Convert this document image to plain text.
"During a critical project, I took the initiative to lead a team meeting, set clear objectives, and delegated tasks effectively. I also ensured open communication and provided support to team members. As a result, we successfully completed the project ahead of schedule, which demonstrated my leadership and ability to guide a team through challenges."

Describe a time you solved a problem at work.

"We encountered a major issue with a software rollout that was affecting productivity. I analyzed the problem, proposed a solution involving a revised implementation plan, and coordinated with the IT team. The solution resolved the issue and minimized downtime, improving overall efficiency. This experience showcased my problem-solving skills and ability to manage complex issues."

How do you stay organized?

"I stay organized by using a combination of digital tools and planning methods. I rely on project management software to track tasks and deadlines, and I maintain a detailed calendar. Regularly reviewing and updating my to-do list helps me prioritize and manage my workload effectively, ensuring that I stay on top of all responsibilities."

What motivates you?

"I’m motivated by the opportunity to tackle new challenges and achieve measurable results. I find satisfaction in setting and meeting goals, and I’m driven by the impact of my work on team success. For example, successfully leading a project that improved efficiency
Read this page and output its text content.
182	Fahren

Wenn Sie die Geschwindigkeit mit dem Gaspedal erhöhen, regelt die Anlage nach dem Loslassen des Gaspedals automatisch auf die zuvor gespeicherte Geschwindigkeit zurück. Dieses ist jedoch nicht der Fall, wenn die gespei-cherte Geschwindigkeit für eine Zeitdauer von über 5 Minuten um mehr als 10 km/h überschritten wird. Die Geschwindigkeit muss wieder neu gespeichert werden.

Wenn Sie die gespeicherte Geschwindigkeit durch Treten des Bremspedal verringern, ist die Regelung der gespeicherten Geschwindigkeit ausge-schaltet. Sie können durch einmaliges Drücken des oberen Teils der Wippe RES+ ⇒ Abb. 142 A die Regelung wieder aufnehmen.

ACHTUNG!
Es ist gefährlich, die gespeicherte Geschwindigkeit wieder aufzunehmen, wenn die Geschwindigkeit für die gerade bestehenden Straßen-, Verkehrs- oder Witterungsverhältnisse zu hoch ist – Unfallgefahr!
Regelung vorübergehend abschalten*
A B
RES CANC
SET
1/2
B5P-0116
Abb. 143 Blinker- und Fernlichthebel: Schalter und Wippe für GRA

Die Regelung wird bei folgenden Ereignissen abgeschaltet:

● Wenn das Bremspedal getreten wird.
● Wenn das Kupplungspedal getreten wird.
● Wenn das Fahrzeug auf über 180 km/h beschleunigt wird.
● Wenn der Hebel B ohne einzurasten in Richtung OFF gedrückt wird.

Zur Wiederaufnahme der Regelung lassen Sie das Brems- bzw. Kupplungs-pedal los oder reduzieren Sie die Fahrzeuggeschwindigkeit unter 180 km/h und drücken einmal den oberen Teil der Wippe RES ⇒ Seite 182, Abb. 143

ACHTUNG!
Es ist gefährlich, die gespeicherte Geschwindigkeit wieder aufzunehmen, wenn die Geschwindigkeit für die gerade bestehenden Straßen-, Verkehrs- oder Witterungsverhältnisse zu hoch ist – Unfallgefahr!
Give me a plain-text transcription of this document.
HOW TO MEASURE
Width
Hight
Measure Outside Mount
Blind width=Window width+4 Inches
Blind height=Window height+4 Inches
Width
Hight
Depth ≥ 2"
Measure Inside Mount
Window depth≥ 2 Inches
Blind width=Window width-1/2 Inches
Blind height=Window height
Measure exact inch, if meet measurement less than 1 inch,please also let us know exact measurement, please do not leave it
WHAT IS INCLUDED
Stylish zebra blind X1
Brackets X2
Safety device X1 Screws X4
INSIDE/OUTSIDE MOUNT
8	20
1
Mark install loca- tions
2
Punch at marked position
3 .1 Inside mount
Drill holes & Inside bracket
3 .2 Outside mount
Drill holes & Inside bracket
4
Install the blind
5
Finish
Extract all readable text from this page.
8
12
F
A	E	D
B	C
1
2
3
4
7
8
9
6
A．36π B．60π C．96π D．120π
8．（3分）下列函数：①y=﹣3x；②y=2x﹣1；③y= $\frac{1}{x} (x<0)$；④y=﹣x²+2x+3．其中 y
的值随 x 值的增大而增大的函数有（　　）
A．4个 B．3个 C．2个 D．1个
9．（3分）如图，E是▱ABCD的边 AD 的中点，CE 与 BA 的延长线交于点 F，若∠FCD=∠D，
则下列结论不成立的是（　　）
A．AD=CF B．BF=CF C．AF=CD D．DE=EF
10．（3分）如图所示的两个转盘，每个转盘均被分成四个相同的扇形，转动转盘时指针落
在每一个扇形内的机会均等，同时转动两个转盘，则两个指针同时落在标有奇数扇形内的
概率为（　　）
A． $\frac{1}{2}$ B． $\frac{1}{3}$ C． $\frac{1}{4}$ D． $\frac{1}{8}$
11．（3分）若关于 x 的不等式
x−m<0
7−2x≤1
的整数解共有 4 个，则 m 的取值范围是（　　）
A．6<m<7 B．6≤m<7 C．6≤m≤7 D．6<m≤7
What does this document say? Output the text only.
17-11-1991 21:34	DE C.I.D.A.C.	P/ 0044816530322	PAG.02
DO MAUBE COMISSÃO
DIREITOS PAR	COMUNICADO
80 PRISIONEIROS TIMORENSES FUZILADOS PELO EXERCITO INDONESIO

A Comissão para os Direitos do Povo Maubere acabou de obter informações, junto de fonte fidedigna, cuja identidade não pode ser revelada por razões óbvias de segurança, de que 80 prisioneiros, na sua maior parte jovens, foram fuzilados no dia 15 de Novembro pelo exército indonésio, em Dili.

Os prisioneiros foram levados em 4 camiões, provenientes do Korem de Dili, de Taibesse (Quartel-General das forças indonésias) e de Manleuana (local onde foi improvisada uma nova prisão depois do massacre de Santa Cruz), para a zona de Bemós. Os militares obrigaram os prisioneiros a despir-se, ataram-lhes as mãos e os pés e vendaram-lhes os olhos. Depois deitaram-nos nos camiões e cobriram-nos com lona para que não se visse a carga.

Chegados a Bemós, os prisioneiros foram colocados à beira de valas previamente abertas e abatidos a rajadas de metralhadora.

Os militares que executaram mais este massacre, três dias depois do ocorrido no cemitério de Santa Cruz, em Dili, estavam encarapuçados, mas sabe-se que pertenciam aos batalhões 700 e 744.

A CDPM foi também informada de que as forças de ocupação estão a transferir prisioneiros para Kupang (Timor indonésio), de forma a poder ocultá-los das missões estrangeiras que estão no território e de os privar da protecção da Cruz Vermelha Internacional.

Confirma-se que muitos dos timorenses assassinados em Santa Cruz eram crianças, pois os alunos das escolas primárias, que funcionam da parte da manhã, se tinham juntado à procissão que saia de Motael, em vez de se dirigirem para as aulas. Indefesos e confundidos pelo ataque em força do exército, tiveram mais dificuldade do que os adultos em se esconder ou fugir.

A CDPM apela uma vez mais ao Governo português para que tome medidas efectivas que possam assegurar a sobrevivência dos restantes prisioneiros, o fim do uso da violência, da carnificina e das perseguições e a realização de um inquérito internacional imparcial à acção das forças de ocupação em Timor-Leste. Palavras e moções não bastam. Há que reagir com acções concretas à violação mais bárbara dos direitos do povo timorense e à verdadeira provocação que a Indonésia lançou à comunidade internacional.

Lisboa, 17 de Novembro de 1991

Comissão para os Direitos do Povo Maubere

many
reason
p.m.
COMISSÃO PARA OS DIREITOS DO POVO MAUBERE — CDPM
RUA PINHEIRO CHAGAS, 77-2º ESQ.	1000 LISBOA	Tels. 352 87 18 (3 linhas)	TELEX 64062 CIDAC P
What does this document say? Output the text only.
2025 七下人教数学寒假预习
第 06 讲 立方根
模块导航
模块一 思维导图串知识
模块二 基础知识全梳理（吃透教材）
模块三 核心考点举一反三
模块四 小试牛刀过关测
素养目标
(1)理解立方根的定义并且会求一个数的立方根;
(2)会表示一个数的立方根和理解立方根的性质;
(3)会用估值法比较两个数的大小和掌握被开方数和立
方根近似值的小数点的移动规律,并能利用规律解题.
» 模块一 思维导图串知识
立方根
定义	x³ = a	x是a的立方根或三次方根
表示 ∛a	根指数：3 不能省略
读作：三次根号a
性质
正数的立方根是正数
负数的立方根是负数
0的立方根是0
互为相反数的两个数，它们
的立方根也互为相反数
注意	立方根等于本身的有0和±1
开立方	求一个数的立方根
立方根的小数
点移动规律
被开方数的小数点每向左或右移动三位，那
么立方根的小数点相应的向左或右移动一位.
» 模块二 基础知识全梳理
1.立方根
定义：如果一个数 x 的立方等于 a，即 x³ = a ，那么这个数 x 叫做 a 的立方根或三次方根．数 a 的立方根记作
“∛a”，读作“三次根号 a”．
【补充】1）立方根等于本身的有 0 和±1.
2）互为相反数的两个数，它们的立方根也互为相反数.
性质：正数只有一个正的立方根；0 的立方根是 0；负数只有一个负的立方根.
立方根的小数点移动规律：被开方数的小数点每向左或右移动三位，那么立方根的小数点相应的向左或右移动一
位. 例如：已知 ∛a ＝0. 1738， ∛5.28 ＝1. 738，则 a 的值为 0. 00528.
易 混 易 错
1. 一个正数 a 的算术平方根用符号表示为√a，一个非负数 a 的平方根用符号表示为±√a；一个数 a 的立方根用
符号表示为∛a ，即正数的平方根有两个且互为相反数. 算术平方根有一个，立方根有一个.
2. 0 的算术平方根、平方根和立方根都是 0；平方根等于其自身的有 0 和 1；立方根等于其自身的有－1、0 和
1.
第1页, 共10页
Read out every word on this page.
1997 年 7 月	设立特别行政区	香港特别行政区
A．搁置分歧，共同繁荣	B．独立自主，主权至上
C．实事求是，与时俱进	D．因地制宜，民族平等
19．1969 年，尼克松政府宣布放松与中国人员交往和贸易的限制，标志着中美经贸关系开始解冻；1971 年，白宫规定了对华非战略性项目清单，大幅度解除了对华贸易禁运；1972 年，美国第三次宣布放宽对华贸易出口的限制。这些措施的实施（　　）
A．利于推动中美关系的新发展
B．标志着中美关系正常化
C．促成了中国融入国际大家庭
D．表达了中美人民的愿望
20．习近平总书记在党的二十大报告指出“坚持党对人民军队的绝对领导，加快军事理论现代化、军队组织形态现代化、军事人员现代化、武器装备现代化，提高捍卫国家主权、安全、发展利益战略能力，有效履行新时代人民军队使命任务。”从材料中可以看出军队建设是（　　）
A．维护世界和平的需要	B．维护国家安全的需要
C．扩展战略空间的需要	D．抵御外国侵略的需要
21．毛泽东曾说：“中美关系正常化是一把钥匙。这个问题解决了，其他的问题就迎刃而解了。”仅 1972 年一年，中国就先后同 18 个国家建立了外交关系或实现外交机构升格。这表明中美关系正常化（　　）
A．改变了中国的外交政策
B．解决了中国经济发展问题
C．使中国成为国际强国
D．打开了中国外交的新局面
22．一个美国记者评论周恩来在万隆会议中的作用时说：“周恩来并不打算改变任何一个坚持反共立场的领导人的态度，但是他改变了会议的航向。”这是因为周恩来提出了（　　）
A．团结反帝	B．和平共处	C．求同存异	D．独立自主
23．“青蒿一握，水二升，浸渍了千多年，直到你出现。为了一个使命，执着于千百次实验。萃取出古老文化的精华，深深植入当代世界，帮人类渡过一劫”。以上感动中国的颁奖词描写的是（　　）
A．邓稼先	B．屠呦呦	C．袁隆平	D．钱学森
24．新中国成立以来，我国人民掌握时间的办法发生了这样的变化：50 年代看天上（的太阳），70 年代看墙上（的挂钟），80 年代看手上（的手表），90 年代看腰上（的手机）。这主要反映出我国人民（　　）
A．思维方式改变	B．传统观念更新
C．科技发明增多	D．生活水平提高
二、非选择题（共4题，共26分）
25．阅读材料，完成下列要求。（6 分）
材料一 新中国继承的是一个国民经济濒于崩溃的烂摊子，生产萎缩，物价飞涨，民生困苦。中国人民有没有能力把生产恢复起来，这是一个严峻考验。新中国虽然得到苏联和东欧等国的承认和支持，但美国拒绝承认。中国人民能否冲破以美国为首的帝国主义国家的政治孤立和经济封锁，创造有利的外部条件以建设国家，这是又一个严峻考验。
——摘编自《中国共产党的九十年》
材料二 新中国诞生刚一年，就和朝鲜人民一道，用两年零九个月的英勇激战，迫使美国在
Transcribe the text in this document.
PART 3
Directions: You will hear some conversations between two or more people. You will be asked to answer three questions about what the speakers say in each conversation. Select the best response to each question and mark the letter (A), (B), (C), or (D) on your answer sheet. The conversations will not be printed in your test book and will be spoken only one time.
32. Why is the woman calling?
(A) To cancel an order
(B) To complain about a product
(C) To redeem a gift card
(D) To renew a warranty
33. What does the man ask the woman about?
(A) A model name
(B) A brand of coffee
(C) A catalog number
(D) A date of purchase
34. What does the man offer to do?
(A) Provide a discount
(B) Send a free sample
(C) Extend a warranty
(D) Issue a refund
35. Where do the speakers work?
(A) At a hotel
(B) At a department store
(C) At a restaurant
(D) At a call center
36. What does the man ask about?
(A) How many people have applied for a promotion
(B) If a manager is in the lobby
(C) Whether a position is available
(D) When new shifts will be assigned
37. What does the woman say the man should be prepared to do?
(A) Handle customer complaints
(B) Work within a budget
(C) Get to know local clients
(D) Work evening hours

● **TASK DETAILS**
Go through the material and select each line with the string "Inches" in it.

● **CORRECT RESULT**
Blind width=Window width+4 Inches
Blind height=Window height+4 Inches
Window depth≥ 2 Inches
Blind width=Window width-1/2 Inches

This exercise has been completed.